The data below needs to be returned exactly, line for line.

[Entries from a dataset]
* * *

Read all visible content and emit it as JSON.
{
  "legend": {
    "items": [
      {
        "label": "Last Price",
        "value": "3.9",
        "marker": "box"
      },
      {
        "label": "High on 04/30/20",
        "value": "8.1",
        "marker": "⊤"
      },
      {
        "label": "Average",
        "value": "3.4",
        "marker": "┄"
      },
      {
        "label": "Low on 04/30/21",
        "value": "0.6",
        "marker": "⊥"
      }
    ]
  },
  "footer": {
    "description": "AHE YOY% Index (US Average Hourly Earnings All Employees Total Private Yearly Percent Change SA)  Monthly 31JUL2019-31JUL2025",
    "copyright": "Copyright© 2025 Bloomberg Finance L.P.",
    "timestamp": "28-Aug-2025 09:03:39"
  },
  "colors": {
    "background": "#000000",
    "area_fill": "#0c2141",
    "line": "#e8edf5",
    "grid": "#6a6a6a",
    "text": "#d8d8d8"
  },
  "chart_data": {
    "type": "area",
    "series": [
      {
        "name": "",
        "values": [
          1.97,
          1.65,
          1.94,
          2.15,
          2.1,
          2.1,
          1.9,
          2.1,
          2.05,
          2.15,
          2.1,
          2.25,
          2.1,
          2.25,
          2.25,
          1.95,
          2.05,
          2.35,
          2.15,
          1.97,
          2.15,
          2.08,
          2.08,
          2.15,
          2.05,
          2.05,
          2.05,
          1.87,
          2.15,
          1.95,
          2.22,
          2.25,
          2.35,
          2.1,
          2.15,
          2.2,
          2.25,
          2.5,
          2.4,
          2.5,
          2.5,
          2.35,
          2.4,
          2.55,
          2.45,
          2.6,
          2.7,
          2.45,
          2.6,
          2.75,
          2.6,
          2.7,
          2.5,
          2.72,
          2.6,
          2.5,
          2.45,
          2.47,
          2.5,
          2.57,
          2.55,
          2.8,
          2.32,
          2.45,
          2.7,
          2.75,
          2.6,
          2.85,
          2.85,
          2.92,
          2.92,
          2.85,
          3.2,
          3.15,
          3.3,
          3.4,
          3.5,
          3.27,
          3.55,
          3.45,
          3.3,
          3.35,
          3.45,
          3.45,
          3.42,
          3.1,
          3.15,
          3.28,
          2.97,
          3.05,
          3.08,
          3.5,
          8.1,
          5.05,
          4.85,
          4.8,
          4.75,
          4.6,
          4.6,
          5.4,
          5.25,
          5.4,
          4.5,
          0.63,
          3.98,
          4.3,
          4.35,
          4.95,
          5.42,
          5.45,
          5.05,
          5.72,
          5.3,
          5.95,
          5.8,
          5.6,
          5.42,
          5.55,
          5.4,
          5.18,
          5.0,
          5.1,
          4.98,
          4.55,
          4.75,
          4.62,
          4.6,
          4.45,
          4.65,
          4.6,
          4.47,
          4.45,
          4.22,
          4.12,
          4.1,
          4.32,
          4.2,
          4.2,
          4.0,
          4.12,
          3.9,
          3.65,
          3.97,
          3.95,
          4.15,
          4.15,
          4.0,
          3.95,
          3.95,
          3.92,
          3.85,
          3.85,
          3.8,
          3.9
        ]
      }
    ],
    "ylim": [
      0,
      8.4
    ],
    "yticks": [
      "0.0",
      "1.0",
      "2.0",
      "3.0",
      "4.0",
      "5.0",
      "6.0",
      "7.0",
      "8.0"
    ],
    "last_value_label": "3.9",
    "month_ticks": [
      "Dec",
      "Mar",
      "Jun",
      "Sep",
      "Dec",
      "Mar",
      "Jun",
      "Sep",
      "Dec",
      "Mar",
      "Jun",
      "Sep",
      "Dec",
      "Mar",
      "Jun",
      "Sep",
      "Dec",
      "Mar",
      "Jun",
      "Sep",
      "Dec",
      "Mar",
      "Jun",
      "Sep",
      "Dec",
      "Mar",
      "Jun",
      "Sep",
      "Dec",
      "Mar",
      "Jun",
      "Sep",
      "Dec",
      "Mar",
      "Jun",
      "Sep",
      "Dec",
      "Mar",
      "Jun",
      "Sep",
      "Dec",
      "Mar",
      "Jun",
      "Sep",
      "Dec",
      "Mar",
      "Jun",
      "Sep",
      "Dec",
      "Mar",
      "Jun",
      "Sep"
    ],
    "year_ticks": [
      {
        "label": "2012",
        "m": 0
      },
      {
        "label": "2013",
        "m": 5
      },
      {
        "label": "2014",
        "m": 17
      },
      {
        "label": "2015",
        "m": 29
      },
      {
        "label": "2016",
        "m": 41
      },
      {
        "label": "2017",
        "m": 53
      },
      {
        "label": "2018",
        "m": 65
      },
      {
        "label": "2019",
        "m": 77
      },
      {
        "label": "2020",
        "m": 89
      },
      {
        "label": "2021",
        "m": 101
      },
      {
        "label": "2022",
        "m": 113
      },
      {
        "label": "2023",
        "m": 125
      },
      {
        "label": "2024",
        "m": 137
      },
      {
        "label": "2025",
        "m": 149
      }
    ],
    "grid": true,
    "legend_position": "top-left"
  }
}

* * *

→ Written solution:
Read all visible content and emit it as JSON.
{
  "legend": {
    "items": [
      {
        "label": "Last Price",
        "value": "3.9",
        "marker": "box"
      },
      {
        "label": "High on 04/30/20",
        "value": "8.1",
        "marker": "⊤"
      },
      {
        "label": "Average",
        "value": "3.4",
        "marker": "┄"
      },
      {
        "label": "Low on 04/30/21",
        "value": "0.6",
        "marker": "⊥"
      }
    ]
  },
  "footer": {
    "description": "AHE YOY% Index (US Average Hourly Earnings All Employees Total Private Yearly Percent Change SA)  Monthly 31JUL2019-31JUL2025",
    "copyright": "Copyright© 2025 Bloomberg Finance L.P.",
    "timestamp": "28-Aug-2025 09:03:39"
  },
  "colors": {
    "background": "#000000",
    "area_fill": "#0c2141",
    "line": "#e8edf5",
    "grid": "#6a6a6a",
    "text": "#d8d8d8"
  },
  "chart_data": {
    "type": "area",
    "series": [
      {
        "name": "",
        "values": [
          1.97,
          1.65,
          1.94,
          2.15,
          2.1,
          2.1,
          1.9,
          2.1,
          2.05,
          2.15,
          2.1,
          2.25,
          2.1,
          2.25,
          2.25,
          1.95,
          2.05,
          2.35,
          2.15,
          1.97,
          2.15,
          2.08,
          2.08,
          2.15,
          2.05,
          2.05,
          2.05,
          1.87,
          2.15,
          1.95,
          2.22,
          2.25,
          2.35,
          2.1,
          2.15,
          2.2,
          2.25,
          2.5,
          2.4,
          2.5,
          2.5,
          2.35,
          2.4,
          2.55,
          2.45,
          2.6,
          2.7,
          2.45,
          2.6,
          2.75,
          2.6,
          2.7,
          2.5,
          2.72,
          2.6,
          2.5,
          2.45,
          2.47,
          2.5,
          2.57,
          2.55,
          2.8,
          2.32,
          2.45,
          2.7,
          2.75,
          2.6,
          2.85,
          2.85,
          2.92,
          2.92,
          2.85,
          3.2,
          3.15,
          3.3,
          3.4,
          3.5,
          3.27,
          3.55,
          3.45,
          3.3,
          3.35,
          3.45,
          3.45,
          3.42,
          3.1,
          3.15,
          3.28,
          2.97,
          3.05,
          3.08,
          3.5,
          8.1,
          5.05,
          4.85,
          4.8,
          4.75,
          4.6,
          4.6,
          5.4,
          5.25,
          5.4,
          4.5,
          0.63,
          3.98,
          4.3,
          4.35,
          4.95,
          5.42,
          5.45,
          5.05,
          5.72,
          5.3,
          5.95,
          5.8,
          5.6,
          5.42,
          5.55,
          5.4,
          5.18,
          5.0,
          5.1,
          4.98,
          4.55,
          4.75,
          4.62,
          4.6,
          4.45,
          4.65,
          4.6,
          4.47,
          4.45,
          4.22,
          4.12,
          4.1,
          4.32,
          4.2,
          4.2,
          4.0,
          4.12,
          3.9,
          3.65,
          3.97,
          3.95,
          4.15,
          4.15,
          4.0,
          3.95,
          3.95,
          3.92,
          3.85,
          3.85,
          3.8,
          3.9
        ]
      }
    ],
    "ylim": [
      0,
      8.4
    ],
    "yticks": [
      "0.0",
      "1.0",
      "2.0",
      "3.0",
      "4.0",
      "5.0",
      "6.0",
      "7.0",
      "8.0"
    ],
    "last_value_label": "3.9",
    "month_ticks": [
      "Dec",
      "Mar",
      "Jun",
      "Sep",
      "Dec",
      "Mar",
      "Jun",
      "Sep",
      "Dec",
      "Mar",
      "Jun",
      "Sep",
      "Dec",
      "Mar",
      "Jun",
      "Sep",
      "Dec",
      "Mar",
      "Jun",
      "Sep",
      "Dec",
      "Mar",
      "Jun",
      "Sep",
      "Dec",
      "Mar",
      "Jun",
      "Sep",
      "Dec",
      "Mar",
      "Jun",
      "Sep",
      "Dec",
      "Mar",
      "Jun",
      "Sep",
      "Dec",
      "Mar",
      "Jun",
      "Sep",
      "Dec",
      "Mar",
      "Jun",
      "Sep",
      "Dec",
      "Mar",
      "Jun",
      "Sep",
      "Dec",
      "Mar",
      "Jun",
      "Sep"
    ],
    "year_ticks": [
      {
        "label": "2012",
        "m": 0
      },
      {
        "label": "2013",
        "m": 5
      },
      {
        "label": "2014",
        "m": 17
      },
      {
        "label": "2015",
        "m": 29
      },
      {
        "label": "2016",
        "m": 41
      },
      {
        "label": "2017",
        "m": 53
      },
      {
        "label": "2018",
        "m": 65
      },
      {
        "label": "2019",
        "m": 77
      },
      {
        "label": "2020",
        "m": 89
      },
      {
        "label": "2021",
        "m": 101
      },
      {
        "label": "2022",
        "m": 113
      },
      {
        "label": "2023",
        "m": 125
      },
      {
        "label": "2024",
        "m": 137
      },
      {
        "label": "2025",
        "m": 149
      }
    ],
    "grid": true,
    "legend_position": "top-left"
  }
}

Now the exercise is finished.